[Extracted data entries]
○ ○ ○

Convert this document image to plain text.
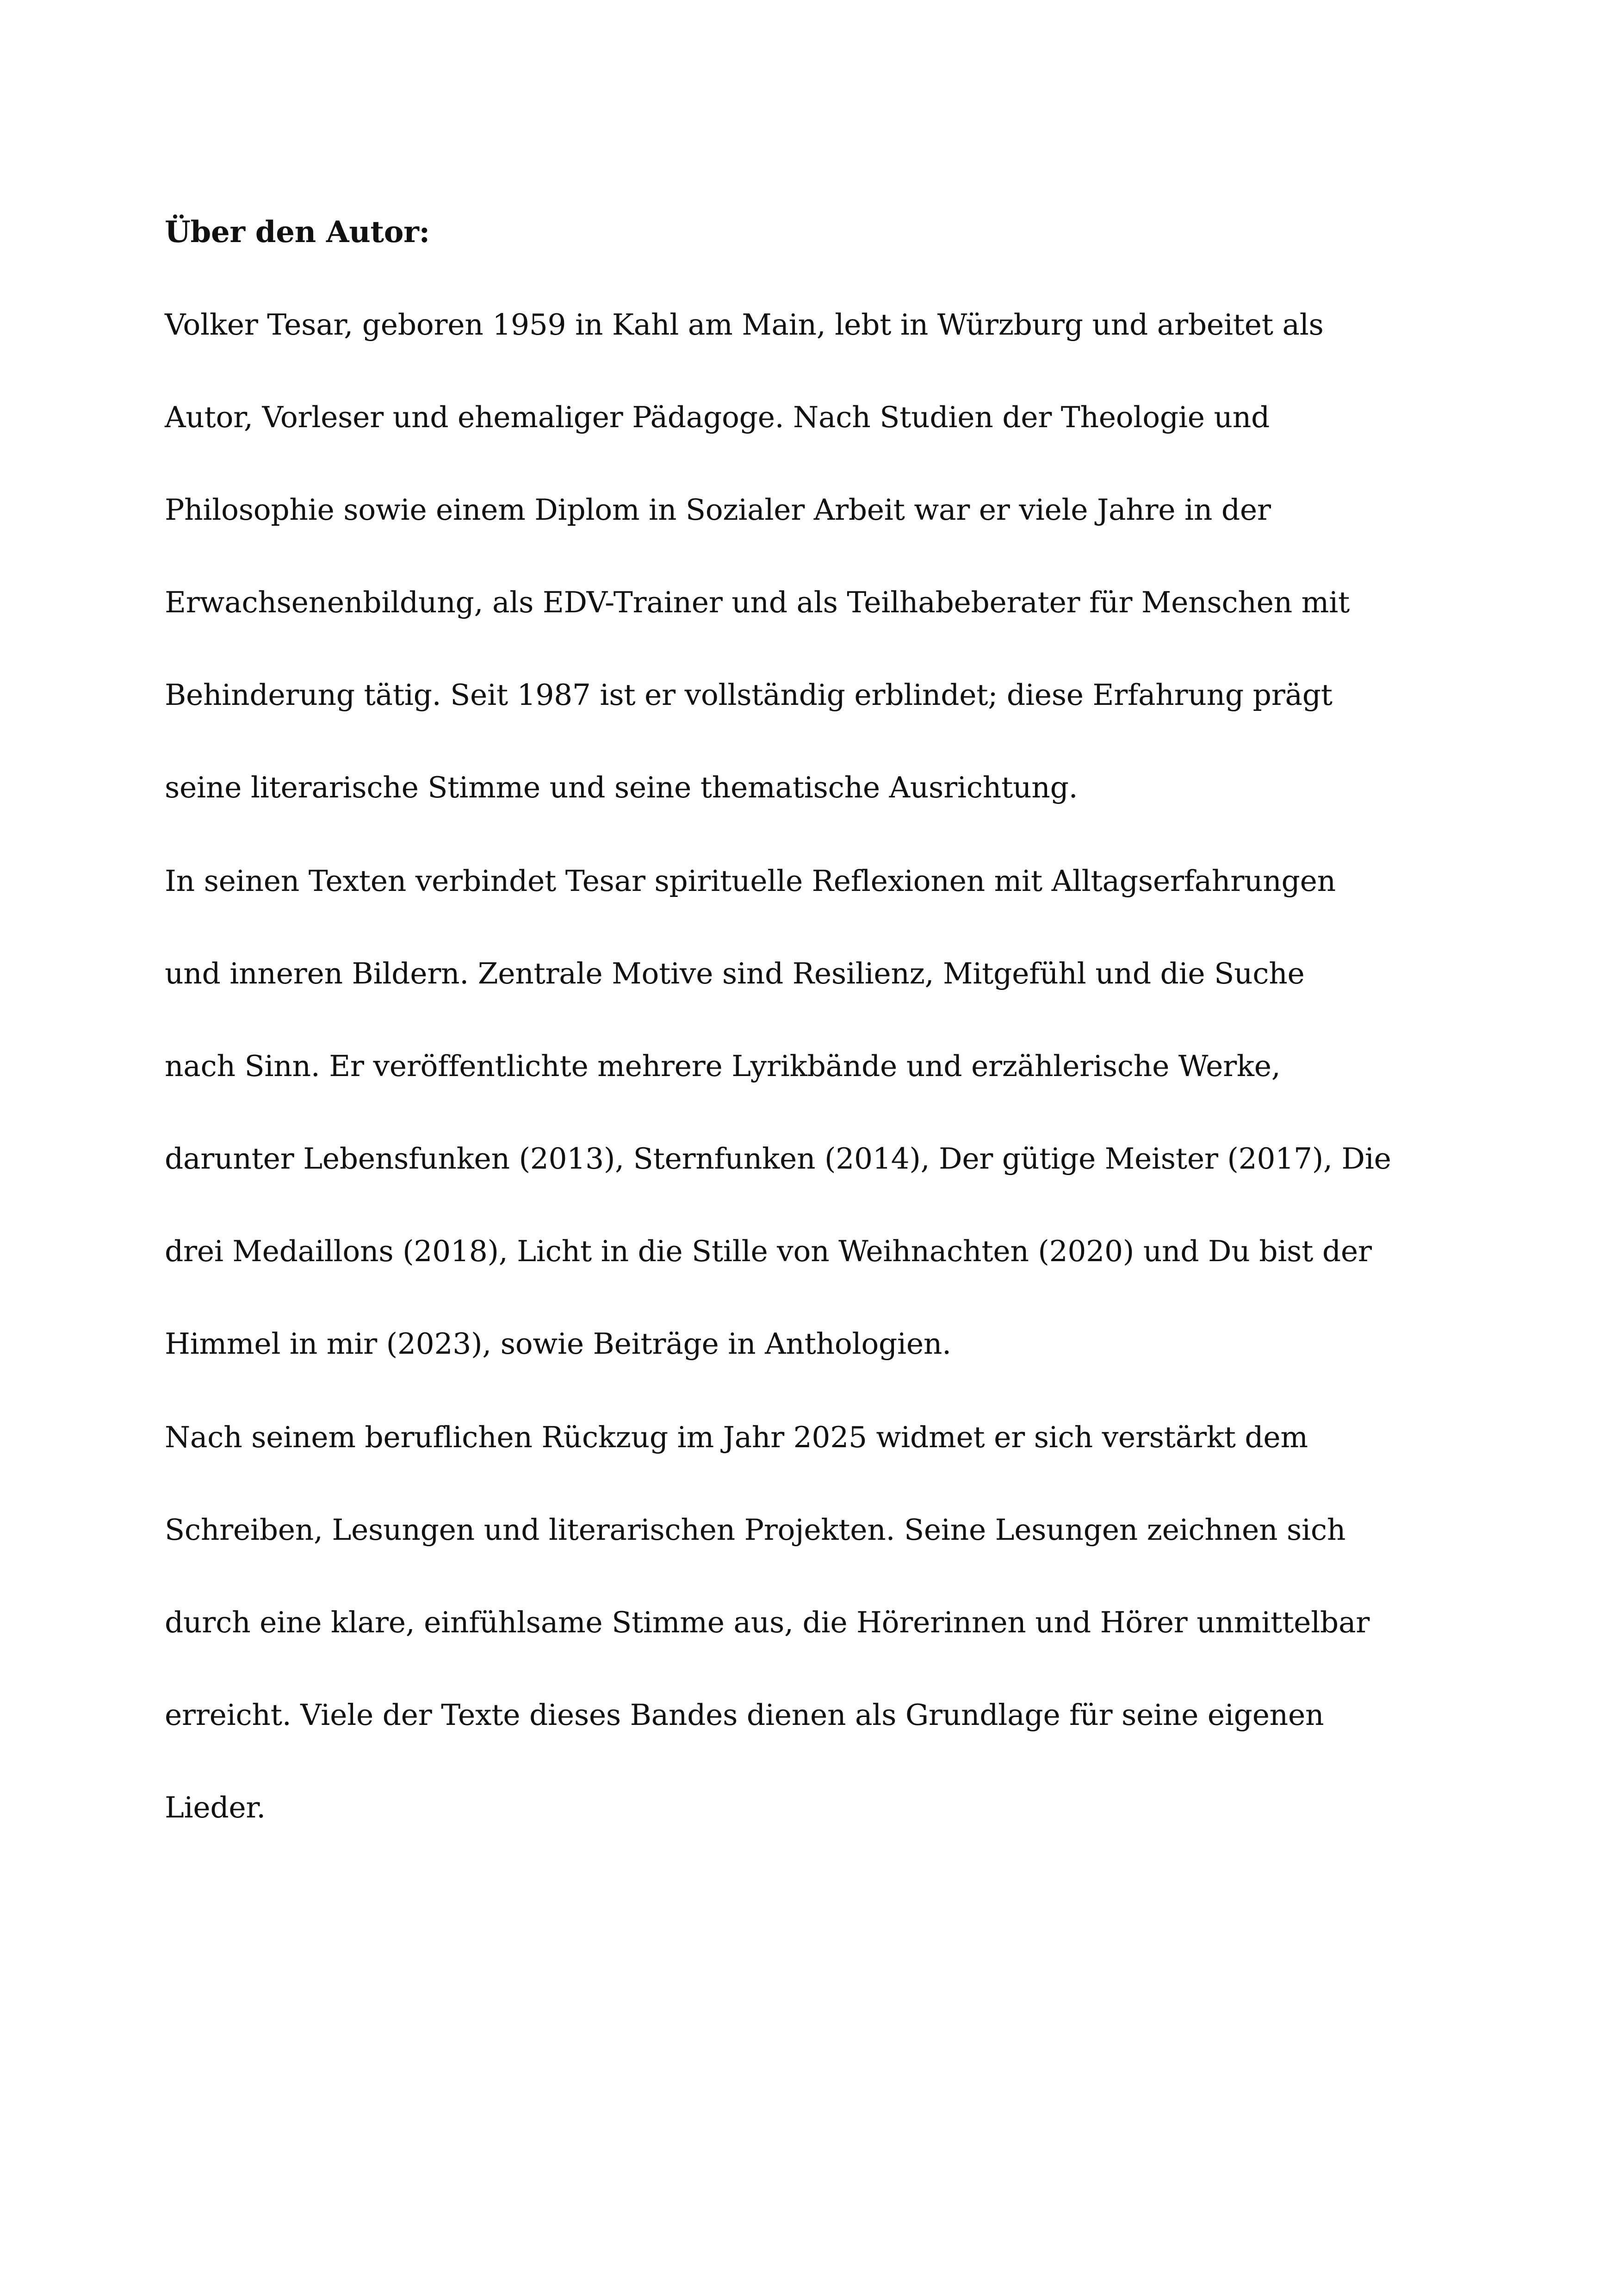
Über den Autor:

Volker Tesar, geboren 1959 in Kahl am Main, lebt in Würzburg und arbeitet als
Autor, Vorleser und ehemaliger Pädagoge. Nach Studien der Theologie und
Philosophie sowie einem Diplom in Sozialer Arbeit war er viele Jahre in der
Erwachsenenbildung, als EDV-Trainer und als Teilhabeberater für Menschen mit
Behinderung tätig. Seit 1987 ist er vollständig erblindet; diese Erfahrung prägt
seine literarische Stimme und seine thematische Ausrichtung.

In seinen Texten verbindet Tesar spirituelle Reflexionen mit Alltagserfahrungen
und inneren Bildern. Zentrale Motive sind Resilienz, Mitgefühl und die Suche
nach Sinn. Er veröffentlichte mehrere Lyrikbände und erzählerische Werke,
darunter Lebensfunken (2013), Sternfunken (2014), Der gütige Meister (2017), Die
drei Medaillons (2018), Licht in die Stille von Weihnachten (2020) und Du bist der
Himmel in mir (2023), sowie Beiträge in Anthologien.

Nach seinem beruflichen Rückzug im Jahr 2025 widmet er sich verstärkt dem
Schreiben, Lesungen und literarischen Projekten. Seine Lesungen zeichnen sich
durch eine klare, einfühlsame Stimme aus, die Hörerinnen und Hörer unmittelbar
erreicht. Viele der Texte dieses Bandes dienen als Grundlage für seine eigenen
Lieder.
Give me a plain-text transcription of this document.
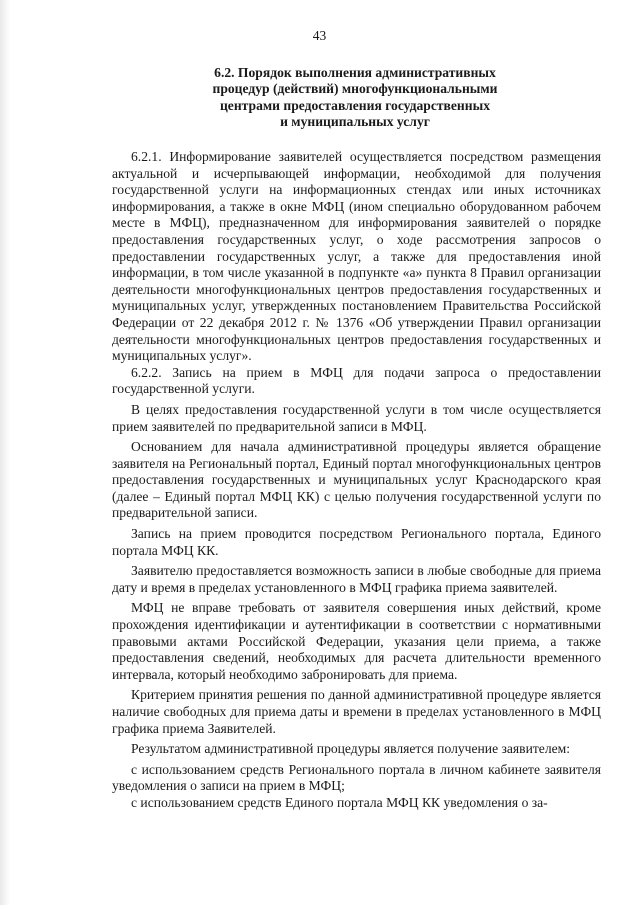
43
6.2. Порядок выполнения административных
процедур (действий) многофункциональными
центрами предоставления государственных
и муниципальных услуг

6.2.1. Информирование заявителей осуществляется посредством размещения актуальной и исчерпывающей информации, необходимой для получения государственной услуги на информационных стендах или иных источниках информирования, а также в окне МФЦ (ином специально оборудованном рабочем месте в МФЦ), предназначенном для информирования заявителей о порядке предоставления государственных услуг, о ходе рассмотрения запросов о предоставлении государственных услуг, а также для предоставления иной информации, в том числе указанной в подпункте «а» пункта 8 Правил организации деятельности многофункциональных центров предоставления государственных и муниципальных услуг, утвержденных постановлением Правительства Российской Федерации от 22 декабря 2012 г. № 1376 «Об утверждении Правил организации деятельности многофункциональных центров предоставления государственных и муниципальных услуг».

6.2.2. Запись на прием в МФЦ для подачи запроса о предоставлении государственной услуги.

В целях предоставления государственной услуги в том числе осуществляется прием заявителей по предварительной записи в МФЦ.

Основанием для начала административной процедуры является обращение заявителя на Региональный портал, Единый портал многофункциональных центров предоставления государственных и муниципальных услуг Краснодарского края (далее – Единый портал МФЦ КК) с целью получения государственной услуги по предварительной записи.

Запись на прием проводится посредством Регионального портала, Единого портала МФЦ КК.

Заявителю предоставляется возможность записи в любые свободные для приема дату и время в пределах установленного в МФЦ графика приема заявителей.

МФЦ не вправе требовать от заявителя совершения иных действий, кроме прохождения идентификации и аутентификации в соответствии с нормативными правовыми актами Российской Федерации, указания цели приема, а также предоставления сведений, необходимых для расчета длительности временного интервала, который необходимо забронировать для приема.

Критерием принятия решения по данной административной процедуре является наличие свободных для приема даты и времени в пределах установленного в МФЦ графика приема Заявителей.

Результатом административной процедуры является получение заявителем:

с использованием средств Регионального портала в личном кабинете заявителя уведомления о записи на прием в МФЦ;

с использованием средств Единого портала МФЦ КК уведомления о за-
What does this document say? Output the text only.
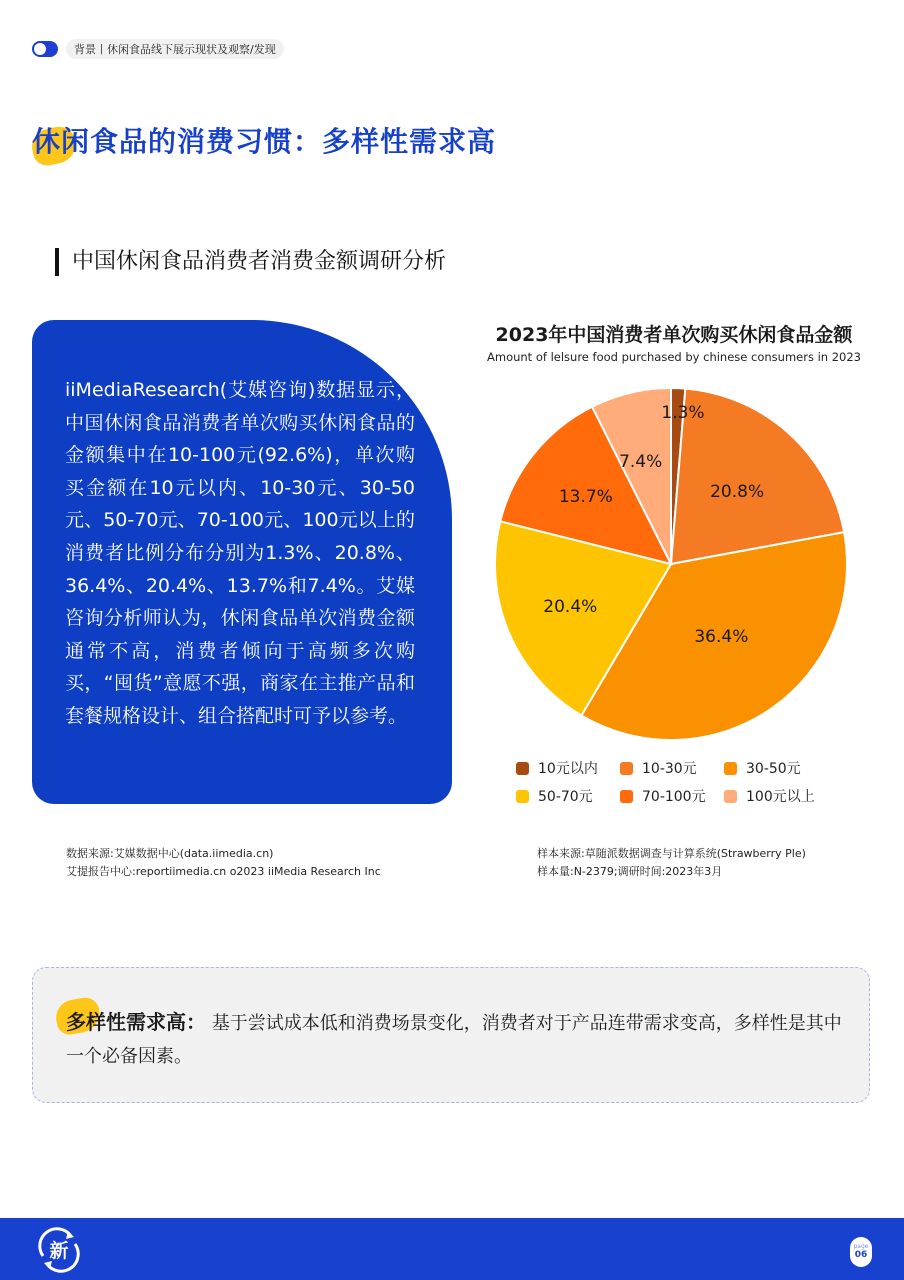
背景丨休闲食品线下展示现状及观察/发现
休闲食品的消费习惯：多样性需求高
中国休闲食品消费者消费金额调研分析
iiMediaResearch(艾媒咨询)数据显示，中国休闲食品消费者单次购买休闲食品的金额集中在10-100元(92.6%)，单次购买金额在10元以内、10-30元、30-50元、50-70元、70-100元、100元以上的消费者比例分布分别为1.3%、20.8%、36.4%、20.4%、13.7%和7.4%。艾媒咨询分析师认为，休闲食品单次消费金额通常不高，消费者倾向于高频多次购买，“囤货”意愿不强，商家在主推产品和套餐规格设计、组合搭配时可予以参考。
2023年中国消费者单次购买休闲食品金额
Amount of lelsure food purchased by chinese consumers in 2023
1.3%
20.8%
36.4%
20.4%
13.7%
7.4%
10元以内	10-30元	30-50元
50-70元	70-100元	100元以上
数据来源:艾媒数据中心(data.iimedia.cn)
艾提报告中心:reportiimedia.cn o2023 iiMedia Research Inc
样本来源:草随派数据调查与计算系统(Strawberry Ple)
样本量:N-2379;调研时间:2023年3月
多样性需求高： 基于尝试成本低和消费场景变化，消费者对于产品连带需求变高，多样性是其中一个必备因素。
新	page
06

○ ○ ○

**SHORT TASK:** Show the lines of the records that contain the word "пределах".

**WORKED SOLUTION:**
Заявителю предоставляется возможность записи в любые свободные для приема дату и время в пределах установленного в МФЦ графика приема заявителей.
Критерием принятия решения по данной административной процедуре является наличие свободных для приема даты и времени в пределах установленного в МФЦ графика приема Заявителей.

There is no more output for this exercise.